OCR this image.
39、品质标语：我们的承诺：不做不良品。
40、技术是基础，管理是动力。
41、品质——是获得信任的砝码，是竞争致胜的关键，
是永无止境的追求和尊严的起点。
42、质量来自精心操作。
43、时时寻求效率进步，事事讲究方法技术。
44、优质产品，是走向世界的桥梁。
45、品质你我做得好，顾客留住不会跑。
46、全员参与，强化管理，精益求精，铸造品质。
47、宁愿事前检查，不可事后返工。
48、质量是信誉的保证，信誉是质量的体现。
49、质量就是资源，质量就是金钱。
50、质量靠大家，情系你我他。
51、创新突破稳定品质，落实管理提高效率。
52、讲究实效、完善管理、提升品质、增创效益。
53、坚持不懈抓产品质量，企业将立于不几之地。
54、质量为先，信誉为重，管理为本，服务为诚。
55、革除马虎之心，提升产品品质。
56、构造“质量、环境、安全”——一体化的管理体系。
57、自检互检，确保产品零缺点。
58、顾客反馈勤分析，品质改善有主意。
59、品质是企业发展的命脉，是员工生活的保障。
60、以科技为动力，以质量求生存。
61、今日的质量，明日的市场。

=== EXERCISE DIRECTIONS ===
Reproduce all the records precisely.

=== CORRECT ANSWER ===
OCR this image.
39、品质标语：我们的承诺：不做不良品。
40、技术是基础，管理是动力。
41、品质——是获得信任的砝码，是竞争致胜的关键，
是永无止境的追求和尊严的起点。
42、质量来自精心操作。
43、时时寻求效率进步，事事讲究方法技术。
44、优质产品，是走向世界的桥梁。
45、品质你我做得好，顾客留住不会跑。
46、全员参与，强化管理，精益求精，铸造品质。
47、宁愿事前检查，不可事后返工。
48、质量是信誉的保证，信誉是质量的体现。
49、质量就是资源，质量就是金钱。
50、质量靠大家，情系你我他。
51、创新突破稳定品质，落实管理提高效率。
52、讲究实效、完善管理、提升品质、增创效益。
53、坚持不懈抓产品质量，企业将立于不几之地。
54、质量为先，信誉为重，管理为本，服务为诚。
55、革除马虎之心，提升产品品质。
56、构造“质量、环境、安全”——一体化的管理体系。
57、自检互检，确保产品零缺点。
58、顾客反馈勤分析，品质改善有主意。
59、品质是企业发展的命脉，是员工生活的保障。
60、以科技为动力，以质量求生存。
61、今日的质量，明日的市场。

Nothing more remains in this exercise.